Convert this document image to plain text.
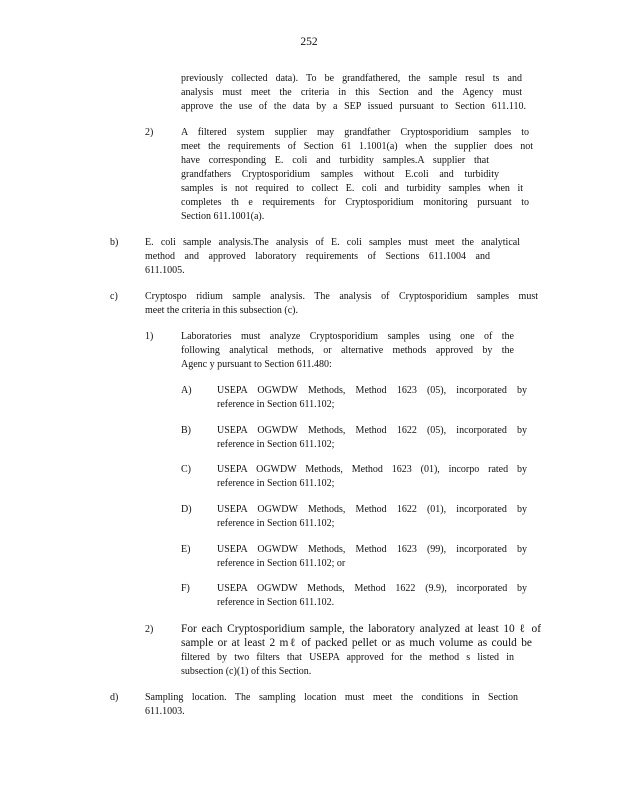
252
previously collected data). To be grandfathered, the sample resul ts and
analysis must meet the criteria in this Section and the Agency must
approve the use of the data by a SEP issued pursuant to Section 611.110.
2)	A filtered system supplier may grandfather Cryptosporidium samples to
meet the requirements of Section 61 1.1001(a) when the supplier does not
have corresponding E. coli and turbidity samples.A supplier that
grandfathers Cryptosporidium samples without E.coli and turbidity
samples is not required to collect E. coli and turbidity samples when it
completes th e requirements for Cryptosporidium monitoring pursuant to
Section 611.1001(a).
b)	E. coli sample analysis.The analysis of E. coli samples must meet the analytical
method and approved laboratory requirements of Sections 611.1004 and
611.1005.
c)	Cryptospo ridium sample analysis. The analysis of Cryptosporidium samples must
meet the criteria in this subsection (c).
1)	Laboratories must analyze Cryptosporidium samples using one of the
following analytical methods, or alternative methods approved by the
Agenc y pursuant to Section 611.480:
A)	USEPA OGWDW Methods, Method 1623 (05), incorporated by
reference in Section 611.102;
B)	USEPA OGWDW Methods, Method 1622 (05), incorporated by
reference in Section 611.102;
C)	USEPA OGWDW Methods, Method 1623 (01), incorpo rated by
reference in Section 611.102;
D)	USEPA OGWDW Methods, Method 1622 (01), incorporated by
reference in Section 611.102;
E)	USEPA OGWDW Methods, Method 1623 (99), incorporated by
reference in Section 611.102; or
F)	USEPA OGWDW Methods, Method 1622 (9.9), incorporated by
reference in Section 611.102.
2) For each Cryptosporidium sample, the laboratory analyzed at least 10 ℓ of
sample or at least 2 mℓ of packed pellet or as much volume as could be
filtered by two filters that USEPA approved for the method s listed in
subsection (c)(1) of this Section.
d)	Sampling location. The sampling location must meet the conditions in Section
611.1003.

▬▬▬▬▬▬

Work to do — Copy the listing exactly. Any image in it stays out of the copy.

Full output —
Convert this document image to plain text.
252
previously collected data). To be grandfathered, the sample resul ts and
analysis must meet the criteria in this Section and the Agency must
approve the use of the data by a SEP issued pursuant to Section 611.110.
2)	A filtered system supplier may grandfather Cryptosporidium samples to
meet the requirements of Section 61 1.1001(a) when the supplier does not
have corresponding E. coli and turbidity samples.A supplier that
grandfathers Cryptosporidium samples without E.coli and turbidity
samples is not required to collect E. coli and turbidity samples when it
completes th e requirements for Cryptosporidium monitoring pursuant to
Section 611.1001(a).
b)	E. coli sample analysis.The analysis of E. coli samples must meet the analytical
method and approved laboratory requirements of Sections 611.1004 and
611.1005.
c)	Cryptospo ridium sample analysis. The analysis of Cryptosporidium samples must
meet the criteria in this subsection (c).
1)	Laboratories must analyze Cryptosporidium samples using one of the
following analytical methods, or alternative methods approved by the
Agenc y pursuant to Section 611.480:
A)	USEPA OGWDW Methods, Method 1623 (05), incorporated by
reference in Section 611.102;
B)	USEPA OGWDW Methods, Method 1622 (05), incorporated by
reference in Section 611.102;
C)	USEPA OGWDW Methods, Method 1623 (01), incorpo rated by
reference in Section 611.102;
D)	USEPA OGWDW Methods, Method 1622 (01), incorporated by
reference in Section 611.102;
E)	USEPA OGWDW Methods, Method 1623 (99), incorporated by
reference in Section 611.102; or
F)	USEPA OGWDW Methods, Method 1622 (9.9), incorporated by
reference in Section 611.102.
2) For each Cryptosporidium sample, the laboratory analyzed at least 10 ℓ of
sample or at least 2 mℓ of packed pellet or as much volume as could be
filtered by two filters that USEPA approved for the method s listed in
subsection (c)(1) of this Section.
d)	Sampling location. The sampling location must meet the conditions in Section
611.1003.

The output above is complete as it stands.